╭──

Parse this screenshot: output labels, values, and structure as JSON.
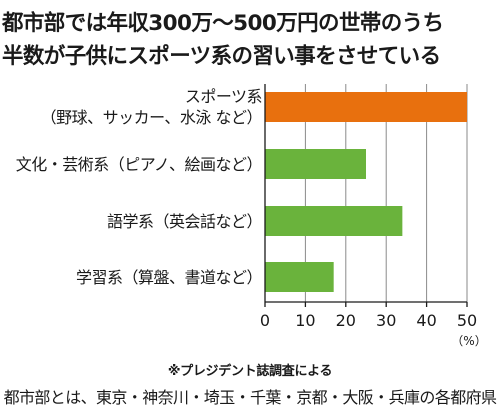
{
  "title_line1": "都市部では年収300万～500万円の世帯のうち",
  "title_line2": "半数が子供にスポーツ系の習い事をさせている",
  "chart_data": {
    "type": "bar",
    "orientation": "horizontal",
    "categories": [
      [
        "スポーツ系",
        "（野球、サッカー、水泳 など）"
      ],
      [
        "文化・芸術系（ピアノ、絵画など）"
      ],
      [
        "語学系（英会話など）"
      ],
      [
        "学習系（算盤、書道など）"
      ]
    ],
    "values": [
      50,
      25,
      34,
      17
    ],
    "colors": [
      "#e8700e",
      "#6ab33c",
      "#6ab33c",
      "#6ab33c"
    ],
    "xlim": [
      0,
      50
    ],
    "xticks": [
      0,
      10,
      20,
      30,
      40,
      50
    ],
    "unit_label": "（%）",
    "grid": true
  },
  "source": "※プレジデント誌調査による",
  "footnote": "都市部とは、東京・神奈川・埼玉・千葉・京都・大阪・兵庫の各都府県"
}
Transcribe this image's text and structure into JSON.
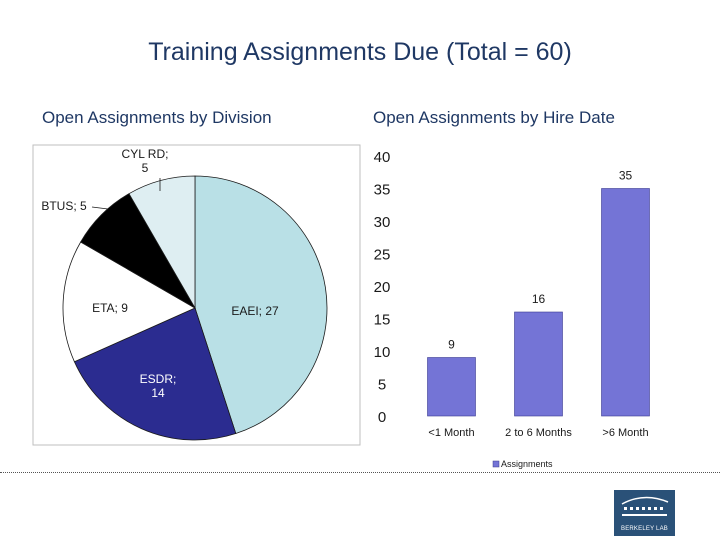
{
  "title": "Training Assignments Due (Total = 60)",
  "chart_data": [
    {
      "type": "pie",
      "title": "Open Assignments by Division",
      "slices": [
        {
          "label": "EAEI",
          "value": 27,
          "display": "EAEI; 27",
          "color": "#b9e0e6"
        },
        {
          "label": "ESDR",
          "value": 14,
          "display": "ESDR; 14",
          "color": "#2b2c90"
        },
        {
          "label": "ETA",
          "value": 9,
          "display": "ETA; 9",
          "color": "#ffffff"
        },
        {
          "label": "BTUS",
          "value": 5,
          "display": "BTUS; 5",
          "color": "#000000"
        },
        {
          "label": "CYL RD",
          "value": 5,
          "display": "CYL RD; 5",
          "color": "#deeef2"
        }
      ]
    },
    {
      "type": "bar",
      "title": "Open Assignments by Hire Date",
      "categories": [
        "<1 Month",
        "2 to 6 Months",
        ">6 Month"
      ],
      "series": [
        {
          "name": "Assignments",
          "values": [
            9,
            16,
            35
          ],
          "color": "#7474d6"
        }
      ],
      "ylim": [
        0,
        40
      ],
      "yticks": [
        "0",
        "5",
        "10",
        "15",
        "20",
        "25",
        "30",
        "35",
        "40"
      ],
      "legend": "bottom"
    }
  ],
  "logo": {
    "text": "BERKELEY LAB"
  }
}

╰──

> Exercise details
Omit all pictures while transcribing the entries verbatim.

> The response
Parse this screenshot: output labels, values, and structure as JSON.
{
  "title_line1": "都市部では年収300万～500万円の世帯のうち",
  "title_line2": "半数が子供にスポーツ系の習い事をさせている",
  "chart_data": {
    "type": "bar",
    "orientation": "horizontal",
    "categories": [
      [
        "スポーツ系",
        "（野球、サッカー、水泳 など）"
      ],
      [
        "文化・芸術系（ピアノ、絵画など）"
      ],
      [
        "語学系（英会話など）"
      ],
      [
        "学習系（算盤、書道など）"
      ]
    ],
    "values": [
      50,
      25,
      34,
      17
    ],
    "colors": [
      "#e8700e",
      "#6ab33c",
      "#6ab33c",
      "#6ab33c"
    ],
    "xlim": [
      0,
      50
    ],
    "xticks": [
      0,
      10,
      20,
      30,
      40,
      50
    ],
    "unit_label": "（%）",
    "grid": true
  },
  "source": "※プレジデント誌調査による",
  "footnote": "都市部とは、東京・神奈川・埼玉・千葉・京都・大阪・兵庫の各都府県"
}
Transcribe this image's text and structure into JSON.
{
  "title": "Training Assignments Due (Total = 60)",
  "chart_data": [
    {
      "type": "pie",
      "title": "Open Assignments by Division",
      "slices": [
        {
          "label": "EAEI",
          "value": 27,
          "display": "EAEI; 27",
          "color": "#b9e0e6"
        },
        {
          "label": "ESDR",
          "value": 14,
          "display": "ESDR; 14",
          "color": "#2b2c90"
        },
        {
          "label": "ETA",
          "value": 9,
          "display": "ETA; 9",
          "color": "#ffffff"
        },
        {
          "label": "BTUS",
          "value": 5,
          "display": "BTUS; 5",
          "color": "#000000"
        },
        {
          "label": "CYL RD",
          "value": 5,
          "display": "CYL RD; 5",
          "color": "#deeef2"
        }
      ]
    },
    {
      "type": "bar",
      "title": "Open Assignments by Hire Date",
      "categories": [
        "<1 Month",
        "2 to 6 Months",
        ">6 Month"
      ],
      "series": [
        {
          "name": "Assignments",
          "values": [
            9,
            16,
            35
          ],
          "color": "#7474d6"
        }
      ],
      "ylim": [
        0,
        40
      ],
      "yticks": [
        "0",
        "5",
        "10",
        "15",
        "20",
        "25",
        "30",
        "35",
        "40"
      ],
      "legend": "bottom"
    }
  ],
  "logo": {
    "text": "BERKELEY LAB"
  }
}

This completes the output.